§ Set problem
Exactly how many lines have the word "people"? Answer with the bare number.

§ Extracted data
******************************
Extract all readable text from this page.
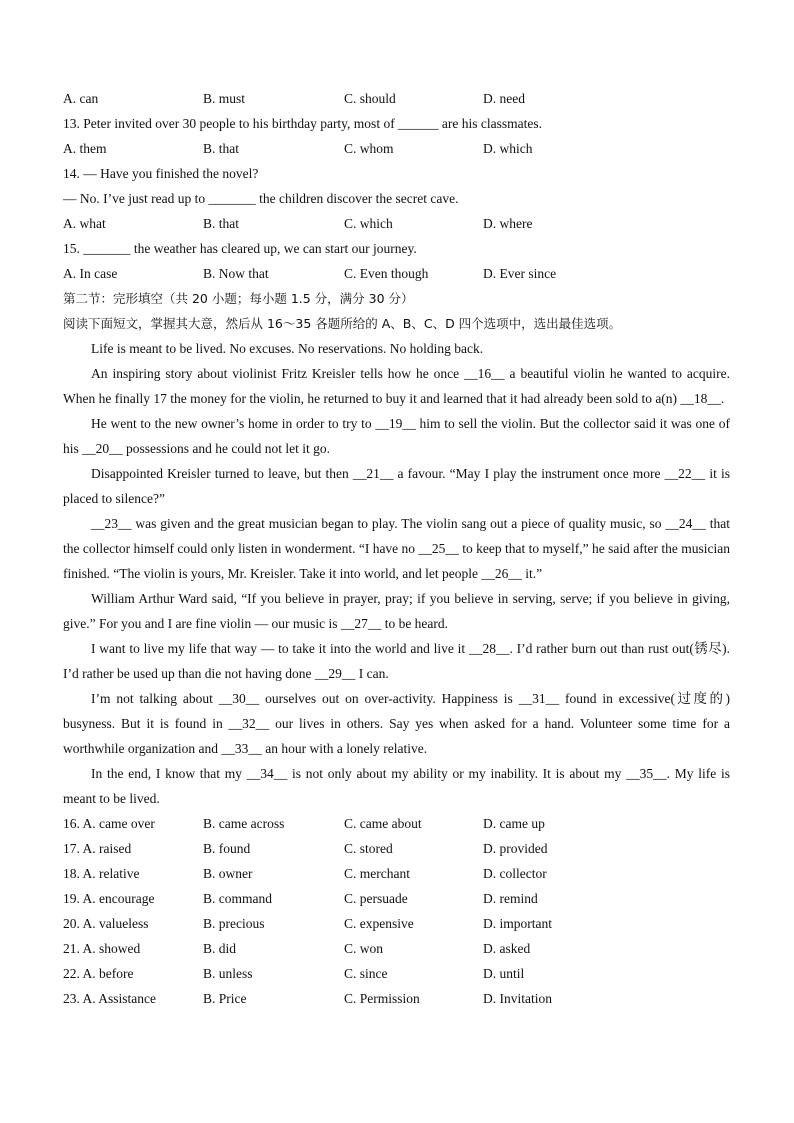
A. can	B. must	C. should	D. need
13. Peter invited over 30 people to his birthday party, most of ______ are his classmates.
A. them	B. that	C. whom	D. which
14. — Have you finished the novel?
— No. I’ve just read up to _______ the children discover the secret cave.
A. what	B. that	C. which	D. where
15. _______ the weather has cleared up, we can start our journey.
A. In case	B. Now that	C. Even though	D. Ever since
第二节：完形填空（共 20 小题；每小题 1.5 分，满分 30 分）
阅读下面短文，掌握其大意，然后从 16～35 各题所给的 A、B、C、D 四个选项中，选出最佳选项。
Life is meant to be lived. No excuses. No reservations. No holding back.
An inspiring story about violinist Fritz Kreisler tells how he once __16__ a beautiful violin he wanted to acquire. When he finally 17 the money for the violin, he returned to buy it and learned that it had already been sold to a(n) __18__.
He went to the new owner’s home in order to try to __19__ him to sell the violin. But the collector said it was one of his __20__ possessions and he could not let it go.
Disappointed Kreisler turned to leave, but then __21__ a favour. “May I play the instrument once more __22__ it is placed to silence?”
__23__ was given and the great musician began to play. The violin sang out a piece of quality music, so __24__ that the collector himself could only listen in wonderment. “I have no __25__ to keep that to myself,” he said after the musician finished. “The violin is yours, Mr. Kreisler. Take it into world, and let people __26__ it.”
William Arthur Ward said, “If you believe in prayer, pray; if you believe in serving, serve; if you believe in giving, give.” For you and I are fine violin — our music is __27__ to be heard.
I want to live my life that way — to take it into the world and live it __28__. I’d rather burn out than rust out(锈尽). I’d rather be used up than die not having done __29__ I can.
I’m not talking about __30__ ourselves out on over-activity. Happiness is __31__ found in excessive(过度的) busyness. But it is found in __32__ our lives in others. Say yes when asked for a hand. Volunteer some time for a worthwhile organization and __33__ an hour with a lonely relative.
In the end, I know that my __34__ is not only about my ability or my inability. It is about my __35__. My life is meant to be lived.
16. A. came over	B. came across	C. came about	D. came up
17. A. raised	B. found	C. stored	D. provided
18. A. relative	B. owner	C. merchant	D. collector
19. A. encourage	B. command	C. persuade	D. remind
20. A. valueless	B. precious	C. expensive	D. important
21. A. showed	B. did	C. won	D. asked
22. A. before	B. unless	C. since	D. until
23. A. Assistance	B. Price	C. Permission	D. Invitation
******************************
§ Answer for the task
2